▸ STATED PROBLEM: Go through the entries below and copy each line containing the word "ochranného".

(Items from a dataset)

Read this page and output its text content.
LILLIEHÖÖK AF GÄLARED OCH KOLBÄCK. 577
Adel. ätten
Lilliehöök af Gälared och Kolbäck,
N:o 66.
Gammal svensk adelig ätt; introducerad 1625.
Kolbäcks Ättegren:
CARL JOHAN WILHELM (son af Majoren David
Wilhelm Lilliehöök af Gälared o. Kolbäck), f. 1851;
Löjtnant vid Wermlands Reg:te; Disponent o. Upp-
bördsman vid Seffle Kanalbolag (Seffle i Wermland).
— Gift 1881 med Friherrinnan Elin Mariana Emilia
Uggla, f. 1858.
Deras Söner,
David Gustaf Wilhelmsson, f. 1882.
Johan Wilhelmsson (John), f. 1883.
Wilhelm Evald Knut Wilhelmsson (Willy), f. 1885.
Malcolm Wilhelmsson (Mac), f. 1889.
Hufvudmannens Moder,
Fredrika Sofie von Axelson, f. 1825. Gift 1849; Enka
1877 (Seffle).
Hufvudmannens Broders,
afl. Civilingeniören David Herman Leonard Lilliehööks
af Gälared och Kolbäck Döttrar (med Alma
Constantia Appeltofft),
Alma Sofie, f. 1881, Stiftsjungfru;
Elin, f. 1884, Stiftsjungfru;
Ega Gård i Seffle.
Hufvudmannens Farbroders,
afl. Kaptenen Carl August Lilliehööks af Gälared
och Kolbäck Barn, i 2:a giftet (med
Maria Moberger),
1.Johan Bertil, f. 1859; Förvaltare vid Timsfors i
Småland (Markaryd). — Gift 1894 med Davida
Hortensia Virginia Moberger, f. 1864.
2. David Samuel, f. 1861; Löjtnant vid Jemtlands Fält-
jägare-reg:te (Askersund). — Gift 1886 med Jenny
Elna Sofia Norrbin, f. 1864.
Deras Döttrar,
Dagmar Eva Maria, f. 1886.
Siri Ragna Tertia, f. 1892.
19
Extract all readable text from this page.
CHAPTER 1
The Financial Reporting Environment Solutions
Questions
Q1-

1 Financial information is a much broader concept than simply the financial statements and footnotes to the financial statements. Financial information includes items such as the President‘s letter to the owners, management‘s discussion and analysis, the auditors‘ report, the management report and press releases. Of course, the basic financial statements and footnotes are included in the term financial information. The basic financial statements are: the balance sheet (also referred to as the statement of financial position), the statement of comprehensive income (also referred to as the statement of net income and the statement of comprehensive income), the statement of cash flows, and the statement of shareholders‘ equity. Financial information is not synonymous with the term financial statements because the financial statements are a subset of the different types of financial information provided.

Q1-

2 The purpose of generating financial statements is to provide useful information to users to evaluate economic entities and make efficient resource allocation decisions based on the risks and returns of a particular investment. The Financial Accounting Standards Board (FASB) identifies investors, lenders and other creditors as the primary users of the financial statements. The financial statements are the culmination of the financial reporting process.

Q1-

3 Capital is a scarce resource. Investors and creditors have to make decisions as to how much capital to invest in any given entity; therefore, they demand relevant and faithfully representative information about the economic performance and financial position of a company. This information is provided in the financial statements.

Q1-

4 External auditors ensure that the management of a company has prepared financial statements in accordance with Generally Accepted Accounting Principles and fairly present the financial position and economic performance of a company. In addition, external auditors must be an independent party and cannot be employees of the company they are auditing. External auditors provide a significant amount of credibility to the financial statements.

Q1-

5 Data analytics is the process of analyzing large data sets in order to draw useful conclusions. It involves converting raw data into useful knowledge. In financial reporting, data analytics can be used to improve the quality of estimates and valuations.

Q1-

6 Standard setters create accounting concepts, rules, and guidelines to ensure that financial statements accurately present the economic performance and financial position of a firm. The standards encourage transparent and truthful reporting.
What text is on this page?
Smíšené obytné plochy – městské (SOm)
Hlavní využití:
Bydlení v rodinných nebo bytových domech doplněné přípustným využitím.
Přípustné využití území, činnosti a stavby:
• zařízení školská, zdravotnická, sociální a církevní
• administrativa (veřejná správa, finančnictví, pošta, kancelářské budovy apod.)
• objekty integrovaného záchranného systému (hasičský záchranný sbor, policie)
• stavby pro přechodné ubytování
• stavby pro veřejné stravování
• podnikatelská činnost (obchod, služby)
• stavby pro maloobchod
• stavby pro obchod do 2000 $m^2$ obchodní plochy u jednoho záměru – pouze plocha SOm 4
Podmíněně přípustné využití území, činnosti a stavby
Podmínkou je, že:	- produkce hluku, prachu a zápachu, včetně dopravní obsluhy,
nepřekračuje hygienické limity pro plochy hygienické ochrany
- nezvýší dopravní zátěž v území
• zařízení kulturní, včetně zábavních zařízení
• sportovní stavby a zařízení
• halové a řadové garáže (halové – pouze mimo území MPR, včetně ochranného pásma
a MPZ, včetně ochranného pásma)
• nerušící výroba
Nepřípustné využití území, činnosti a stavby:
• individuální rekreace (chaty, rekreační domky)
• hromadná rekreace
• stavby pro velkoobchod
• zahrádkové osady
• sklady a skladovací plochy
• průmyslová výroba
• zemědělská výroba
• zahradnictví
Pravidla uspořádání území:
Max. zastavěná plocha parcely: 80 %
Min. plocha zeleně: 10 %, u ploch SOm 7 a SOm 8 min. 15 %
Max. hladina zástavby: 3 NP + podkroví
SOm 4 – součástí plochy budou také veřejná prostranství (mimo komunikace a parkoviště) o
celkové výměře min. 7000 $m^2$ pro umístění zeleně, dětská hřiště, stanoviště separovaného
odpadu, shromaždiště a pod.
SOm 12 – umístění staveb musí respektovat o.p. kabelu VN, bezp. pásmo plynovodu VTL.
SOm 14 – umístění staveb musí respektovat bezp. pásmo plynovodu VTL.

▸ FINAL RESULT:
• halové a řadové garáže (halové – pouze mimo území MPR, včetně ochranného pásma
a MPZ, včetně ochranného pásma)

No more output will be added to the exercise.